Transcribe all the records with complete accuracy.

[Records shown start]

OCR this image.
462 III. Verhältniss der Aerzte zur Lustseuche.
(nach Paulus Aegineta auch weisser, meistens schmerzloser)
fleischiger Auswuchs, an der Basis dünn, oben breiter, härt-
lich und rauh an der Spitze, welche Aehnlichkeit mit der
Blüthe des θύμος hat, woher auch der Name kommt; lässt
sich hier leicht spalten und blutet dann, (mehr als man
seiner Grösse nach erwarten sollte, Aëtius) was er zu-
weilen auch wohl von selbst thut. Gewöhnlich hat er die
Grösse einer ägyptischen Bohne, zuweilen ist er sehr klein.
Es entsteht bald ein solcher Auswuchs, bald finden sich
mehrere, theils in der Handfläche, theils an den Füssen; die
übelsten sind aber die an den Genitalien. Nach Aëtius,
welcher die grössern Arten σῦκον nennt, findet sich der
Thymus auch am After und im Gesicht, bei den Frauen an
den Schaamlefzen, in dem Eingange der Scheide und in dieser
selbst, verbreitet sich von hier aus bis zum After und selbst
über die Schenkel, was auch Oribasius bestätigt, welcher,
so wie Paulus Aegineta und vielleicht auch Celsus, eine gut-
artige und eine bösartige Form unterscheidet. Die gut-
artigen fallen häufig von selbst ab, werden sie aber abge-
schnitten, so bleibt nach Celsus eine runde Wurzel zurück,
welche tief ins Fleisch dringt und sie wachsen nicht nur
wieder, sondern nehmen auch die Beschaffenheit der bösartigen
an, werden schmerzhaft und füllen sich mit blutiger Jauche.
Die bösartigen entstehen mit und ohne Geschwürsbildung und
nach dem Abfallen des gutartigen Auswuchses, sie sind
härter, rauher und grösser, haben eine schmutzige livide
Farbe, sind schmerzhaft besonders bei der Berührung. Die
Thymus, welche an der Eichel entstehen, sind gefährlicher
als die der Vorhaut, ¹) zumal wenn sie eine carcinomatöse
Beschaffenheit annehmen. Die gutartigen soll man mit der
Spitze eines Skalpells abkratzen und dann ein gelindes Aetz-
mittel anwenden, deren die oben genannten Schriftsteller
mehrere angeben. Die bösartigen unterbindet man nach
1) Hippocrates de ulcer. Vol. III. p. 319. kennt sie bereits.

[Records shown end]

* _Result of the exercise_
OCR this image.
462 III. Verhältniss der Aerzte zur Lustseuche.
(nach Paulus Aegineta auch weisser, meistens schmerzloser)
fleischiger Auswuchs, an der Basis dünn, oben breiter, härt-
lich und rauh an der Spitze, welche Aehnlichkeit mit der
Blüthe des θύμος hat, woher auch der Name kommt; lässt
sich hier leicht spalten und blutet dann, (mehr als man
seiner Grösse nach erwarten sollte, Aëtius) was er zu-
weilen auch wohl von selbst thut. Gewöhnlich hat er die
Grösse einer ägyptischen Bohne, zuweilen ist er sehr klein.
Es entsteht bald ein solcher Auswuchs, bald finden sich
mehrere, theils in der Handfläche, theils an den Füssen; die
übelsten sind aber die an den Genitalien. Nach Aëtius,
welcher die grössern Arten σῦκον nennt, findet sich der
Thymus auch am After und im Gesicht, bei den Frauen an
den Schaamlefzen, in dem Eingange der Scheide und in dieser
selbst, verbreitet sich von hier aus bis zum After und selbst
über die Schenkel, was auch Oribasius bestätigt, welcher,
so wie Paulus Aegineta und vielleicht auch Celsus, eine gut-
artige und eine bösartige Form unterscheidet. Die gut-
artigen fallen häufig von selbst ab, werden sie aber abge-
schnitten, so bleibt nach Celsus eine runde Wurzel zurück,
welche tief ins Fleisch dringt und sie wachsen nicht nur
wieder, sondern nehmen auch die Beschaffenheit der bösartigen
an, werden schmerzhaft und füllen sich mit blutiger Jauche.
Die bösartigen entstehen mit und ohne Geschwürsbildung und
nach dem Abfallen des gutartigen Auswuchses, sie sind
härter, rauher und grösser, haben eine schmutzige livide
Farbe, sind schmerzhaft besonders bei der Berührung. Die
Thymus, welche an der Eichel entstehen, sind gefährlicher
als die der Vorhaut, ¹) zumal wenn sie eine carcinomatöse
Beschaffenheit annehmen. Die gutartigen soll man mit der
Spitze eines Skalpells abkratzen und dann ein gelindes Aetz-
mittel anwenden, deren die oben genannten Schriftsteller
mehrere angeben. Die bösartigen unterbindet man nach
1) Hippocrates de ulcer. Vol. III. p. 319. kennt sie bereits.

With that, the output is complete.